Scan the entries below and count the lines holding the string "JSON". Supply only the number.

## RECORDS TO PROCESS

— BEGIN —

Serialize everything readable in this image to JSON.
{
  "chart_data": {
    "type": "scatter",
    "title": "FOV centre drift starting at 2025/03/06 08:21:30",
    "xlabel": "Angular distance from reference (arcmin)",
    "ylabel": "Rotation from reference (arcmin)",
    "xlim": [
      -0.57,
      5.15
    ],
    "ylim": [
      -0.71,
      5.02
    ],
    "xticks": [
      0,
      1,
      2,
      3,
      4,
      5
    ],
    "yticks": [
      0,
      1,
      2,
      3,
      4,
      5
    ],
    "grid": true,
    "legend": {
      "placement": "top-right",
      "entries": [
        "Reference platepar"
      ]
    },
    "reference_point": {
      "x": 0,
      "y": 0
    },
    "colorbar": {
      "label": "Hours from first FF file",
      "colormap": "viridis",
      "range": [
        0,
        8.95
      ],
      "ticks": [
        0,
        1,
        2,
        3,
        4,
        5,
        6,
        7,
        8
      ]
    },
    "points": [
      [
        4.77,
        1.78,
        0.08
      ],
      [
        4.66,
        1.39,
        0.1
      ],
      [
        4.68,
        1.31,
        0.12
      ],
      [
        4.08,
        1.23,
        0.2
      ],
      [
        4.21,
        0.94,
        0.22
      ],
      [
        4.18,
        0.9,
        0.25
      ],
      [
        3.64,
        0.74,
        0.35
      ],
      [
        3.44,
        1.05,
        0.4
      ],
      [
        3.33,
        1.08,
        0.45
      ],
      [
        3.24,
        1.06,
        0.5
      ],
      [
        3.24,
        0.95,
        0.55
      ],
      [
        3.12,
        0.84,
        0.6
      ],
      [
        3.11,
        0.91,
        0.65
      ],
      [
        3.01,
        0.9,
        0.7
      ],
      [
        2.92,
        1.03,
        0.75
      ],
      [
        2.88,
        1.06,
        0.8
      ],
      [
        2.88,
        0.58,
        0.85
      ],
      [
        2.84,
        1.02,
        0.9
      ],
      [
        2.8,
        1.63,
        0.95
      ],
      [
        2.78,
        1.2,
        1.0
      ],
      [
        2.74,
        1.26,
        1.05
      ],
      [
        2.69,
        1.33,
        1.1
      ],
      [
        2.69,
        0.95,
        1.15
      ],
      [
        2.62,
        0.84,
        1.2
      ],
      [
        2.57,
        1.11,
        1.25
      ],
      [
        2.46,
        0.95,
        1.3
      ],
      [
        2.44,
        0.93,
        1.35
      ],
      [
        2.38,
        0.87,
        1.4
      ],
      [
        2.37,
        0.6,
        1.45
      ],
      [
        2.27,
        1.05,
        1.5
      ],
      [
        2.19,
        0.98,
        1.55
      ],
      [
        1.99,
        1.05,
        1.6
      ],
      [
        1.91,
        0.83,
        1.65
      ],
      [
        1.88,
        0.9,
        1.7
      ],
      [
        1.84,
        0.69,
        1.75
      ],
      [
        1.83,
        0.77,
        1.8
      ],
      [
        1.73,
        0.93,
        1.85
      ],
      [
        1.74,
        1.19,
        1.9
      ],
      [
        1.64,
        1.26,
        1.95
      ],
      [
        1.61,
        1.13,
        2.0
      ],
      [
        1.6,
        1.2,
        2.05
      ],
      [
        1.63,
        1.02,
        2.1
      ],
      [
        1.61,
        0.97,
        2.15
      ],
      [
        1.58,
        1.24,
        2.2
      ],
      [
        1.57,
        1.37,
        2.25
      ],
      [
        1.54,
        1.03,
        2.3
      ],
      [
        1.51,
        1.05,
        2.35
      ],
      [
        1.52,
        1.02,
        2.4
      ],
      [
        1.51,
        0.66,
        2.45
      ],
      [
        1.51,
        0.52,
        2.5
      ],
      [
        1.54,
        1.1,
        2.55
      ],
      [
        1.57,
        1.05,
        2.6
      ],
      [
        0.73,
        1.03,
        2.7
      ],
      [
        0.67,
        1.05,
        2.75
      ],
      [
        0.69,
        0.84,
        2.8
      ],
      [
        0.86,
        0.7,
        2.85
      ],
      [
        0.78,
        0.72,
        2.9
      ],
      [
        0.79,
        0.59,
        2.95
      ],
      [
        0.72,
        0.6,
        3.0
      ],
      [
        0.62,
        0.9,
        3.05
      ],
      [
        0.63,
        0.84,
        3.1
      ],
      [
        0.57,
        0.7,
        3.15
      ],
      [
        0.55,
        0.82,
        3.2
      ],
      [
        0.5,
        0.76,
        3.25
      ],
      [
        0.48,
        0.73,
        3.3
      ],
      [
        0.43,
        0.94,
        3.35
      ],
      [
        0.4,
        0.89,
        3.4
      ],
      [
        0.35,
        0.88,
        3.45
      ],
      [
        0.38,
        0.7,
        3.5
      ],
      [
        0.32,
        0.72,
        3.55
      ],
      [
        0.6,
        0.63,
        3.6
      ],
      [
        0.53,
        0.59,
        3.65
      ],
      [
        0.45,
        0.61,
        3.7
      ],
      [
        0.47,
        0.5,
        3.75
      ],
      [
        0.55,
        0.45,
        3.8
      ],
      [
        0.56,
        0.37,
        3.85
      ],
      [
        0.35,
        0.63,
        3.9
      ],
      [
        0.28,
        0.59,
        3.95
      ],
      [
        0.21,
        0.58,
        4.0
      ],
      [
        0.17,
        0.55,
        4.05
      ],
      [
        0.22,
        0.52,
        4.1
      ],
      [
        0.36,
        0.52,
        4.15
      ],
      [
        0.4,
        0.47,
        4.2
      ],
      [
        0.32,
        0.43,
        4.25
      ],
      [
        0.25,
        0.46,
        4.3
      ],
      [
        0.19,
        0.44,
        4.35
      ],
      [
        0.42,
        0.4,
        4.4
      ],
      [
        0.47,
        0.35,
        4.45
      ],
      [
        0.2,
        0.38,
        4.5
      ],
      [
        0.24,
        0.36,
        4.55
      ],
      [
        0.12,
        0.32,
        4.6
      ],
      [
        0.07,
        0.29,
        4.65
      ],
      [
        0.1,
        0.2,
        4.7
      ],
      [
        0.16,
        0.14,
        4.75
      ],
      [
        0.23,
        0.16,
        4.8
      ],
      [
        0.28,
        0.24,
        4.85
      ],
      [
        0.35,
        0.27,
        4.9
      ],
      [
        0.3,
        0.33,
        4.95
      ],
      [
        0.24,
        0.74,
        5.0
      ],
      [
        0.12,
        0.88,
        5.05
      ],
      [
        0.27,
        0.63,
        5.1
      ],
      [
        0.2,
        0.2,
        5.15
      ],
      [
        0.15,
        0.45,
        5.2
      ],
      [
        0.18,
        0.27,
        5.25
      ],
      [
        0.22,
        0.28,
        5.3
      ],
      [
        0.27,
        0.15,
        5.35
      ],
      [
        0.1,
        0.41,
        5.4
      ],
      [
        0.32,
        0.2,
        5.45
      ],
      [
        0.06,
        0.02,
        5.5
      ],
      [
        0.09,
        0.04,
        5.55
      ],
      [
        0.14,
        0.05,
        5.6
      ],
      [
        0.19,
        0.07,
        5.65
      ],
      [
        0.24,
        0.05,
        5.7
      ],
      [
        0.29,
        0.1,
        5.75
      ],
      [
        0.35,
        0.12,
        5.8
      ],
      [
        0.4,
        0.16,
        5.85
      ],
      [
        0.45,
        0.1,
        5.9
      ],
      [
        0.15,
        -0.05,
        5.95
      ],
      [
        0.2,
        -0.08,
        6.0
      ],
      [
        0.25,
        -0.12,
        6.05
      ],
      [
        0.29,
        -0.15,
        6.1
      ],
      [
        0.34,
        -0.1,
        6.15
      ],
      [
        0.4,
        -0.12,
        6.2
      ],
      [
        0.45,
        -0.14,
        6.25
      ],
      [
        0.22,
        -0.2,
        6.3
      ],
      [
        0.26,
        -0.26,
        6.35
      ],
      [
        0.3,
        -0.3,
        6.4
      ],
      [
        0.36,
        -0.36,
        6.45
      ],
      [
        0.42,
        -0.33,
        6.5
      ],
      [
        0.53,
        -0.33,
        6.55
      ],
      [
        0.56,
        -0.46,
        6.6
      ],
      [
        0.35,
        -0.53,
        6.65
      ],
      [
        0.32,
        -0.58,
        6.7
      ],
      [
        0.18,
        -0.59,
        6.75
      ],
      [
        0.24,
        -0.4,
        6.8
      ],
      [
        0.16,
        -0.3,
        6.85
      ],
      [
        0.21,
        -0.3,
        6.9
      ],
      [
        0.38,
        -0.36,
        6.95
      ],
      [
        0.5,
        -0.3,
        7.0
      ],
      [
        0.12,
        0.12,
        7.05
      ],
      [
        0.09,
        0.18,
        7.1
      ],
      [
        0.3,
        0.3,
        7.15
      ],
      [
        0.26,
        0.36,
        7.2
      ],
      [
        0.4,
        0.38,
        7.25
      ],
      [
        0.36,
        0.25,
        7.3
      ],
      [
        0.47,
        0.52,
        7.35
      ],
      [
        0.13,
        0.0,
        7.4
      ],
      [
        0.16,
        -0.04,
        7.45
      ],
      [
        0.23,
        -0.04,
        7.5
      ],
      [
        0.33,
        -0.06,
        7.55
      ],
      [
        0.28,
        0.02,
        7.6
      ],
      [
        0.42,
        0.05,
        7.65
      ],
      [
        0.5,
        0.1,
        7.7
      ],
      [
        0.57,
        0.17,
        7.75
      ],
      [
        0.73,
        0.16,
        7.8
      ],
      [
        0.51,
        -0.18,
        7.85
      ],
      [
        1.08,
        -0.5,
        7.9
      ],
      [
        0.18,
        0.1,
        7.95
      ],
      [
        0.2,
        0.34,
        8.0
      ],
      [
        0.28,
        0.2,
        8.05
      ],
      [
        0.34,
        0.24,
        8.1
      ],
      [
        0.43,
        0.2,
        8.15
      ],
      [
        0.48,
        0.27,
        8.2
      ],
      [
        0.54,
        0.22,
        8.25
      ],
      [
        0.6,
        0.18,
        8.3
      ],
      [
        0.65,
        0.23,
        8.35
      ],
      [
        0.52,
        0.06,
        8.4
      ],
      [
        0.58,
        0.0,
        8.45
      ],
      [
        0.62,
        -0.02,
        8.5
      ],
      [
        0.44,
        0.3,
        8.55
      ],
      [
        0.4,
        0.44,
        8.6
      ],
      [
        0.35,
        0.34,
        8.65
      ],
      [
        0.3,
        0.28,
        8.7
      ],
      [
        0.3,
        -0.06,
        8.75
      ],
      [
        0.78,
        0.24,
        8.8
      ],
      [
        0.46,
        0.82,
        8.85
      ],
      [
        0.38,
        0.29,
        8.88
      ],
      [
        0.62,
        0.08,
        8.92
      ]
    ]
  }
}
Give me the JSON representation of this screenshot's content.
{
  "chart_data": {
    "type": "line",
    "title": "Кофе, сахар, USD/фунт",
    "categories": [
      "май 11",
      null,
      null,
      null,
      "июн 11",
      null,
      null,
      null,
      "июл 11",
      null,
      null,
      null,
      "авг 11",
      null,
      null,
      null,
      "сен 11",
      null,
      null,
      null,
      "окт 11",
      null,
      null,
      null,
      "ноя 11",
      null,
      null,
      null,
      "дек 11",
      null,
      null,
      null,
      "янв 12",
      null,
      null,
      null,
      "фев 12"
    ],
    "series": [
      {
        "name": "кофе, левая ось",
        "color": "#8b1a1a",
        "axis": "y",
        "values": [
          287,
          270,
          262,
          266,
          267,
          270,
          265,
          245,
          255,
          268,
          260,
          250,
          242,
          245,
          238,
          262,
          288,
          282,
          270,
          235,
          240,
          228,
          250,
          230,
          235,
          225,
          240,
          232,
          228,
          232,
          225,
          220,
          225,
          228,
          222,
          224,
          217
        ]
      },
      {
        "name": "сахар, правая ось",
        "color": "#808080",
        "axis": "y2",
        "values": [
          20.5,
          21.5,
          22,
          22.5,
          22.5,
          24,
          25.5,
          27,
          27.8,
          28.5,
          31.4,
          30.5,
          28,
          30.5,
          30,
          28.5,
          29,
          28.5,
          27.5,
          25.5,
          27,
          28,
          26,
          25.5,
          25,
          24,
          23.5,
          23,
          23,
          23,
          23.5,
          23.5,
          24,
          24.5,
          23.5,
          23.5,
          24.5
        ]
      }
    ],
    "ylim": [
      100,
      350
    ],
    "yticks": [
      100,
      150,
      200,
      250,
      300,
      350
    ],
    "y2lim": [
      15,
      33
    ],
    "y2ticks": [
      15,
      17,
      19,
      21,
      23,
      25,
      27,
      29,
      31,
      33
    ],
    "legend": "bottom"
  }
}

— END —

## RESULT OF THE TASK
2